DIRECTIONS FOR THIS TASK >> Copy out the complete listing, word for word.

RECORD SET >>
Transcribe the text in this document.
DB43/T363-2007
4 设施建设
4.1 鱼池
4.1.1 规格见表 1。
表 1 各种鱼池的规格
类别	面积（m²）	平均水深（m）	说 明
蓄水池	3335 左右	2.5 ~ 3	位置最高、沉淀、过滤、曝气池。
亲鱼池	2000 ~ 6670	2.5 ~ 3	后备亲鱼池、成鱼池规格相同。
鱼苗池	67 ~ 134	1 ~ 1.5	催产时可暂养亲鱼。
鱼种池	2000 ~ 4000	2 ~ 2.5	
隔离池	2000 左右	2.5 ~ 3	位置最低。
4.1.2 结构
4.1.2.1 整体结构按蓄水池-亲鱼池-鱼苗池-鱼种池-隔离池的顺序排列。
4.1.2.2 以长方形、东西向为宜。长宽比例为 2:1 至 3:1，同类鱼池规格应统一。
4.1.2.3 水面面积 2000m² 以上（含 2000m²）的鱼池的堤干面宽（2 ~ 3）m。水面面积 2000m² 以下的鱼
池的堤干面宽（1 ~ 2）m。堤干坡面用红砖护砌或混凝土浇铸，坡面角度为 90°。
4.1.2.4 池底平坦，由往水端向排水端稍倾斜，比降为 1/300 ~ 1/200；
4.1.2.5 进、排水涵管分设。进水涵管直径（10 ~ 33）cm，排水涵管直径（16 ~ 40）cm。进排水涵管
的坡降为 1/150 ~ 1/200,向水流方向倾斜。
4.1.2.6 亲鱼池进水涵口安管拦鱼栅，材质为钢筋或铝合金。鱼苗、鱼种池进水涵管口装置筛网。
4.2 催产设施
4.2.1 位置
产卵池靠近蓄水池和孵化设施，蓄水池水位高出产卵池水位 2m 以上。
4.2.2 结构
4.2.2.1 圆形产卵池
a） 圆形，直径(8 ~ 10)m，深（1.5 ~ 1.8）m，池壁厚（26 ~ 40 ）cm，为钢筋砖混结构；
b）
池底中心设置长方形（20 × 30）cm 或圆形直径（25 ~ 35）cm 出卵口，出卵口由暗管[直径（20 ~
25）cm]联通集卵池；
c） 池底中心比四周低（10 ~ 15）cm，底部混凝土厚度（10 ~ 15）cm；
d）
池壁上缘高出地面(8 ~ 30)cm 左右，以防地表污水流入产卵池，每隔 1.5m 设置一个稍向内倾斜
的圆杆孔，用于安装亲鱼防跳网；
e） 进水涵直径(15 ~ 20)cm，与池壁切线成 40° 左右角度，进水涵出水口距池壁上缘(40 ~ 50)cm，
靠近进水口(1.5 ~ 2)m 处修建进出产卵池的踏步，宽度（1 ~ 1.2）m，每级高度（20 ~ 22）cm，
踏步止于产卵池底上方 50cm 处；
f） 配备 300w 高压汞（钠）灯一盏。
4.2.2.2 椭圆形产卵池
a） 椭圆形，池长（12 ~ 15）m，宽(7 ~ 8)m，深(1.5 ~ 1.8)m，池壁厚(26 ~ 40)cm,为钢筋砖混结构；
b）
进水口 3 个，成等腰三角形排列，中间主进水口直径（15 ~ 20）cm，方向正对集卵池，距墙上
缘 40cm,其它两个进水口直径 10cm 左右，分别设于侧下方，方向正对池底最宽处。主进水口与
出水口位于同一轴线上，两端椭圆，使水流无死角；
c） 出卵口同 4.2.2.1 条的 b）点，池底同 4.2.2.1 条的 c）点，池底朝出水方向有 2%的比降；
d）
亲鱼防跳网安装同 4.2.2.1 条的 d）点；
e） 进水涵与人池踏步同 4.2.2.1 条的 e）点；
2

SOLUTION TO THIS TASK >>
Transcribe the text in this document.
DB43/T363-2007
4 设施建设
4.1 鱼池
4.1.1 规格见表 1。
表 1 各种鱼池的规格
类别	面积（m²）	平均水深（m）	说 明
蓄水池	3335 左右	2.5 ~ 3	位置最高、沉淀、过滤、曝气池。
亲鱼池	2000 ~ 6670	2.5 ~ 3	后备亲鱼池、成鱼池规格相同。
鱼苗池	67 ~ 134	1 ~ 1.5	催产时可暂养亲鱼。
鱼种池	2000 ~ 4000	2 ~ 2.5	
隔离池	2000 左右	2.5 ~ 3	位置最低。
4.1.2 结构
4.1.2.1 整体结构按蓄水池-亲鱼池-鱼苗池-鱼种池-隔离池的顺序排列。
4.1.2.2 以长方形、东西向为宜。长宽比例为 2:1 至 3:1，同类鱼池规格应统一。
4.1.2.3 水面面积 2000m² 以上（含 2000m²）的鱼池的堤干面宽（2 ~ 3）m。水面面积 2000m² 以下的鱼
池的堤干面宽（1 ~ 2）m。堤干坡面用红砖护砌或混凝土浇铸，坡面角度为 90°。
4.1.2.4 池底平坦，由往水端向排水端稍倾斜，比降为 1/300 ~ 1/200；
4.1.2.5 进、排水涵管分设。进水涵管直径（10 ~ 33）cm，排水涵管直径（16 ~ 40）cm。进排水涵管
的坡降为 1/150 ~ 1/200,向水流方向倾斜。
4.1.2.6 亲鱼池进水涵口安管拦鱼栅，材质为钢筋或铝合金。鱼苗、鱼种池进水涵管口装置筛网。
4.2 催产设施
4.2.1 位置
产卵池靠近蓄水池和孵化设施，蓄水池水位高出产卵池水位 2m 以上。
4.2.2 结构
4.2.2.1 圆形产卵池
a） 圆形，直径(8 ~ 10)m，深（1.5 ~ 1.8）m，池壁厚（26 ~ 40 ）cm，为钢筋砖混结构；
b）
池底中心设置长方形（20 × 30）cm 或圆形直径（25 ~ 35）cm 出卵口，出卵口由暗管[直径（20 ~
25）cm]联通集卵池；
c） 池底中心比四周低（10 ~ 15）cm，底部混凝土厚度（10 ~ 15）cm；
d）
池壁上缘高出地面(8 ~ 30)cm 左右，以防地表污水流入产卵池，每隔 1.5m 设置一个稍向内倾斜
的圆杆孔，用于安装亲鱼防跳网；
e） 进水涵直径(15 ~ 20)cm，与池壁切线成 40° 左右角度，进水涵出水口距池壁上缘(40 ~ 50)cm，
靠近进水口(1.5 ~ 2)m 处修建进出产卵池的踏步，宽度（1 ~ 1.2）m，每级高度（20 ~ 22）cm，
踏步止于产卵池底上方 50cm 处；
f） 配备 300w 高压汞（钠）灯一盏。
4.2.2.2 椭圆形产卵池
a） 椭圆形，池长（12 ~ 15）m，宽(7 ~ 8)m，深(1.5 ~ 1.8)m，池壁厚(26 ~ 40)cm,为钢筋砖混结构；
b）
进水口 3 个，成等腰三角形排列，中间主进水口直径（15 ~ 20）cm，方向正对集卵池，距墙上
缘 40cm,其它两个进水口直径 10cm 左右，分别设于侧下方，方向正对池底最宽处。主进水口与
出水口位于同一轴线上，两端椭圆，使水流无死角；
c） 出卵口同 4.2.2.1 条的 b）点，池底同 4.2.2.1 条的 c）点，池底朝出水方向有 2%的比降；
d）
亲鱼防跳网安装同 4.2.2.1 条的 d）点；
e） 进水涵与人池踏步同 4.2.2.1 条的 e）点；
2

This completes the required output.